▶ [Dataset listings of figures]

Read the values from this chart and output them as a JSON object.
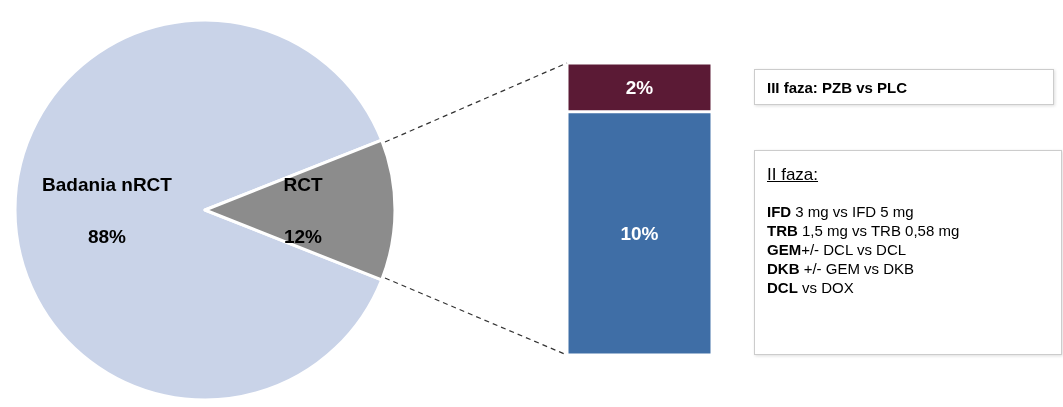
{
  "chart_data": [
    {
      "type": "pie",
      "categories": [
        "Badania nRCT",
        "RCT"
      ],
      "values": [
        88,
        12
      ],
      "value_labels": [
        "88%",
        "12%"
      ],
      "colors": [
        "#c9d3e8",
        "#8c8c8c"
      ],
      "legend": false
    },
    {
      "type": "bar",
      "stacked": true,
      "categories": [
        null
      ],
      "ylim": [
        0,
        12
      ],
      "tick_labels": false,
      "legend": false,
      "series": [
        {
          "color": "#3f6ea6",
          "values": [
            10
          ],
          "value_labels": [
            "10%"
          ]
        },
        {
          "color": "#5b1a35",
          "values": [
            2
          ],
          "value_labels": [
            "2%"
          ]
        }
      ]
    },
    {
      "type": "other",
      "title": "III faza: PZB vs PLC",
      "subtitle": "II faza:",
      "annotations": [
        "IFD 3 mg vs IFD 5 mg",
        "TRB 1,5 mg vs TRB 0,58 mg",
        "GEM+/- DCL vs DCL",
        "DKB +/- GEM vs DKB",
        "DCL vs DOX"
      ]
    }
  ]
}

▶ [Task]
All of the data needs repeating exactly, but the pictures do not.

▶ [Expected answer]
Read the values from this chart and output them as a JSON object.
{
  "chart_data": [
    {
      "type": "pie",
      "categories": [
        "Badania nRCT",
        "RCT"
      ],
      "values": [
        88,
        12
      ],
      "value_labels": [
        "88%",
        "12%"
      ],
      "colors": [
        "#c9d3e8",
        "#8c8c8c"
      ],
      "legend": false
    },
    {
      "type": "bar",
      "stacked": true,
      "categories": [
        null
      ],
      "ylim": [
        0,
        12
      ],
      "tick_labels": false,
      "legend": false,
      "series": [
        {
          "color": "#3f6ea6",
          "values": [
            10
          ],
          "value_labels": [
            "10%"
          ]
        },
        {
          "color": "#5b1a35",
          "values": [
            2
          ],
          "value_labels": [
            "2%"
          ]
        }
      ]
    },
    {
      "type": "other",
      "title": "III faza: PZB vs PLC",
      "subtitle": "II faza:",
      "annotations": [
        "IFD 3 mg vs IFD 5 mg",
        "TRB 1,5 mg vs TRB 0,58 mg",
        "GEM+/- DCL vs DCL",
        "DKB +/- GEM vs DKB",
        "DCL vs DOX"
      ]
    }
  ]
}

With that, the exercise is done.